═════ STORED ROWS

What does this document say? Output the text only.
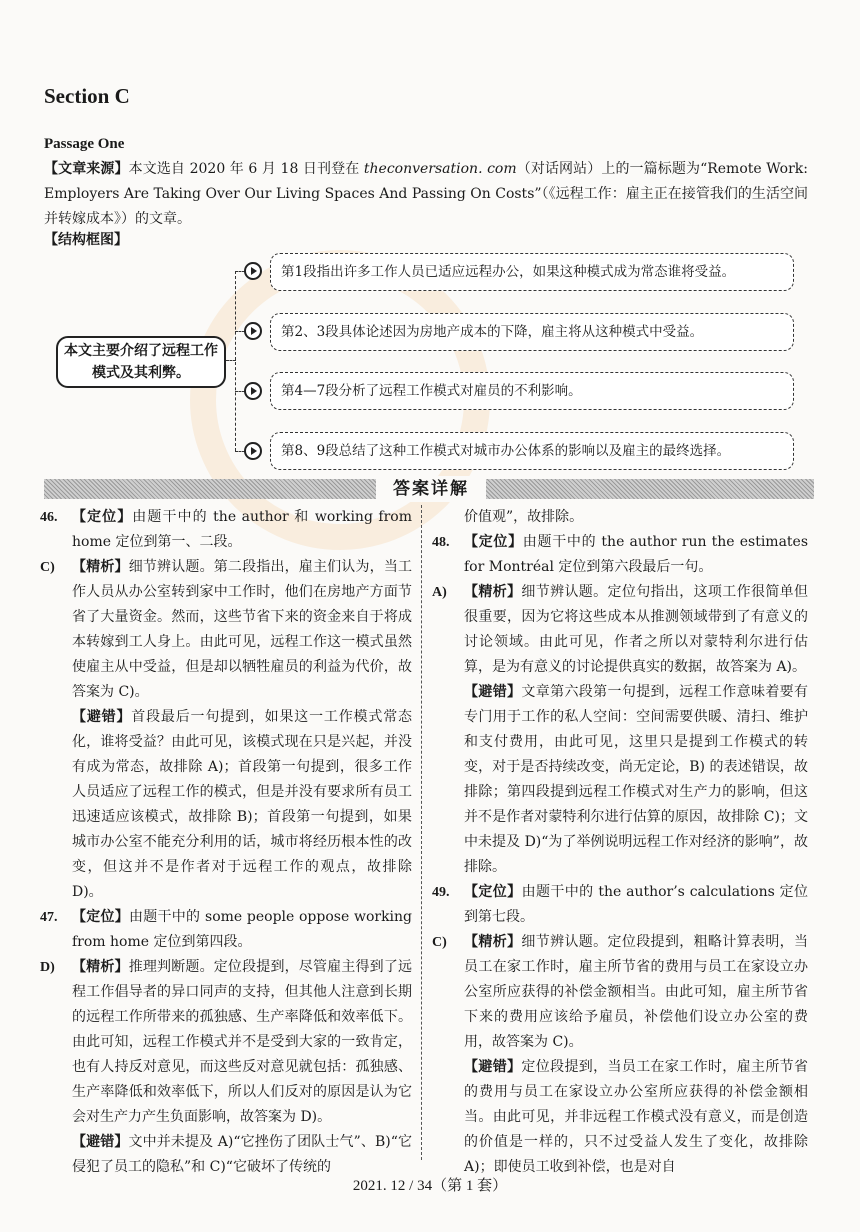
Section C
Passage One
【文章来源】本文选自 2020 年 6 月 18 日刊登在 theconversation. com（对话网站）上的一篇标题为“Remote Work: Employers Are Taking Over Our Living Spaces And Passing On Costs”（《远程工作：雇主正在接管我们的生活空间并转嫁成本》）的文章。
【结构框图】
本文主要介绍了远程工作模式及其利弊。
第1段指出许多工作人员已适应远程办公，如果这种模式成为常态谁将受益。
第2、3段具体论述因为房地产成本的下降，雇主将从这种模式中受益。
第4—7段分析了远程工作模式对雇员的不利影响。
第8、9段总结了这种工作模式对城市办公体系的影响以及雇主的最终选择。
答案详解
46.	【定位】由题干中的 the author 和 working from home 定位到第一、二段。
C)	【精析】细节辨认题。第二段指出，雇主们认为，当工作人员从办公室转到家中工作时，他们在房地产方面节省了大量资金。然而，这些节省下来的资金来自于将成本转嫁到工人身上。由此可见，远程工作这一模式虽然使雇主从中受益，但是却以牺牲雇员的利益为代价，故答案为 C)。
【避错】首段最后一句提到，如果这一工作模式常态化，谁将受益？由此可见，该模式现在只是兴起，并没有成为常态，故排除 A)；首段第一句提到，很多工作人员适应了远程工作的模式，但是并没有要求所有员工迅速适应该模式，故排除 B)；首段第一句提到，如果城市办公室不能充分利用的话，城市将经历根本性的改变，但这并不是作者对于远程工作的观点，故排除 D)。
47.	【定位】由题干中的 some people oppose working from home 定位到第四段。
D)	【精析】推理判断题。定位段提到，尽管雇主得到了远程工作倡导者的异口同声的支持，但其他人注意到长期的远程工作所带来的孤独感、生产率降低和效率低下。由此可知，远程工作模式并不是受到大家的一致肯定，也有人持反对意见，而这些反对意见就包括：孤独感、生产率降低和效率低下，所以人们反对的原因是认为它会对生产力产生负面影响，故答案为 D)。
【避错】文中并未提及 A)“它挫伤了团队士气”、B)“它侵犯了员工的隐私”和 C)“它破坏了传统的
价值观”，故排除。
48.	【定位】由题干中的 the author run the estimates for Montréal 定位到第六段最后一句。
A)	【精析】细节辨认题。定位句指出，这项工作很简单但很重要，因为它将这些成本从推测领域带到了有意义的讨论领域。由此可见，作者之所以对蒙特利尔进行估算，是为有意义的讨论提供真实的数据，故答案为 A)。
【避错】文章第六段第一句提到，远程工作意味着要有专门用于工作的私人空间：空间需要供暖、清扫、维护和支付费用，由此可见，这里只是提到工作模式的转变，对于是否持续改变，尚无定论，B) 的表述错误，故排除；第四段提到远程工作模式对生产力的影响，但这并不是作者对蒙特利尔进行估算的原因，故排除 C)；文中未提及 D)“为了举例说明远程工作对经济的影响”，故排除。
49.	【定位】由题干中的 the author’s calculations 定位到第七段。
C)	【精析】细节辨认题。定位段提到，粗略计算表明，当员工在家工作时，雇主所节省的费用与员工在家设立办公室所应获得的补偿金额相当。由此可知，雇主所节省下来的费用应该给予雇员，补偿他们设立办公室的费用，故答案为 C)。
【避错】定位段提到，当员工在家工作时，雇主所节省的费用与员工在家设立办公室所应获得的补偿金额相当。由此可见，并非远程工作模式没有意义，而是创造的价值是一样的，只不过受益人发生了变化，故排除 A)；即使员工收到补偿，也是对自
2021. 12 / 34（第 1 套）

══════════

• SHORT PROBLEM
Above are the records. Identify each line that contains the word "author".

• RESULT
46.	【定位】由题干中的 the author 和 working from home 定位到第一、二段。
48.	【定位】由题干中的 the author run the estimates for Montréal 定位到第六段最后一句。
49.	【定位】由题干中的 the author’s calculations 定位到第七段。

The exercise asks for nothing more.